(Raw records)
╭──
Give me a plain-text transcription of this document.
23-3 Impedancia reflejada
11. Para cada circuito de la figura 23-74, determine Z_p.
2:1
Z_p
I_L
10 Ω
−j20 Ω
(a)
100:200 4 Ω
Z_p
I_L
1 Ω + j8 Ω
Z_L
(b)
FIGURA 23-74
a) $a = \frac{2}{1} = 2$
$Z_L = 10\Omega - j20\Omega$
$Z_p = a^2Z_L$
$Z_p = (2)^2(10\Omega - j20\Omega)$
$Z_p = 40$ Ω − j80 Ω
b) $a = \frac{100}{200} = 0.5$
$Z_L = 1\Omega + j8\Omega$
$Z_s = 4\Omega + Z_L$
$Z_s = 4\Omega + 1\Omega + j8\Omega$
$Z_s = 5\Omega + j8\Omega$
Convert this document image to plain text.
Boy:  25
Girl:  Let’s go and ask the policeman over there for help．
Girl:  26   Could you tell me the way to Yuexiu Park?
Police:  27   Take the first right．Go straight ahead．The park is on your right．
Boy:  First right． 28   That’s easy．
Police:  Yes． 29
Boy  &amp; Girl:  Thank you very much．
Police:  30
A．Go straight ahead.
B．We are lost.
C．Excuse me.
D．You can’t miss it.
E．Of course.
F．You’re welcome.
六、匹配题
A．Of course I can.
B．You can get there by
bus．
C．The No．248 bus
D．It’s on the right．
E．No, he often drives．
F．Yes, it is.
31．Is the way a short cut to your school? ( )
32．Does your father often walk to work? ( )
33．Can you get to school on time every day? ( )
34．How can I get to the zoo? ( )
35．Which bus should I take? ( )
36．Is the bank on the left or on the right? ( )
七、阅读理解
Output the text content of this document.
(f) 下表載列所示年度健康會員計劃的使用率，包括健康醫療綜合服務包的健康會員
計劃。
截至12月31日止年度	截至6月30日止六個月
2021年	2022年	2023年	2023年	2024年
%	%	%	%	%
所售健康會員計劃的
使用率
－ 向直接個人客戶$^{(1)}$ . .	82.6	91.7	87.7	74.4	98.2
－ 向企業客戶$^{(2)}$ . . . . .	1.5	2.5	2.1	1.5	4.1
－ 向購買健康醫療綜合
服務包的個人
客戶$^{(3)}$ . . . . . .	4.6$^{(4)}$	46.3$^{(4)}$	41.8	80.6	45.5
╰──
**Exercise directions:** Every entry must be output again, exactly as written above.

**Written reply:**
Give me a plain-text transcription of this document.
23-3 Impedancia reflejada
11. Para cada circuito de la figura 23-74, determine Z_p.
2:1
Z_p
I_L
10 Ω
−j20 Ω
(a)
100:200 4 Ω
Z_p
I_L
1 Ω + j8 Ω
Z_L
(b)
FIGURA 23-74
a) $a = \frac{2}{1} = 2$
$Z_L = 10\Omega - j20\Omega$
$Z_p = a^2Z_L$
$Z_p = (2)^2(10\Omega - j20\Omega)$
$Z_p = 40$ Ω − j80 Ω
b) $a = \frac{100}{200} = 0.5$
$Z_L = 1\Omega + j8\Omega$
$Z_s = 4\Omega + Z_L$
$Z_s = 4\Omega + 1\Omega + j8\Omega$
$Z_s = 5\Omega + j8\Omega$
Convert this document image to plain text.
Boy:  25
Girl:  Let’s go and ask the policeman over there for help．
Girl:  26   Could you tell me the way to Yuexiu Park?
Police:  27   Take the first right．Go straight ahead．The park is on your right．
Boy:  First right． 28   That’s easy．
Police:  Yes． 29
Boy  &amp; Girl:  Thank you very much．
Police:  30
A．Go straight ahead.
B．We are lost.
C．Excuse me.
D．You can’t miss it.
E．Of course.
F．You’re welcome.
六、匹配题
A．Of course I can.
B．You can get there by
bus．
C．The No．248 bus
D．It’s on the right．
E．No, he often drives．
F．Yes, it is.
31．Is the way a short cut to your school? ( )
32．Does your father often walk to work? ( )
33．Can you get to school on time every day? ( )
34．How can I get to the zoo? ( )
35．Which bus should I take? ( )
36．Is the bank on the left or on the right? ( )
七、阅读理解
Output the text content of this document.
(f) 下表載列所示年度健康會員計劃的使用率，包括健康醫療綜合服務包的健康會員
計劃。
截至12月31日止年度	截至6月30日止六個月
2021年	2022年	2023年	2023年	2024年
%	%	%	%	%
所售健康會員計劃的
使用率
－ 向直接個人客戶$^{(1)}$ . .	82.6	91.7	87.7	74.4	98.2
－ 向企業客戶$^{(2)}$ . . . . .	1.5	2.5	2.1	1.5	4.1
－ 向購買健康醫療綜合
服務包的個人
客戶$^{(3)}$ . . . . . .	4.6$^{(4)}$	46.3$^{(4)}$	41.8	80.6	45.5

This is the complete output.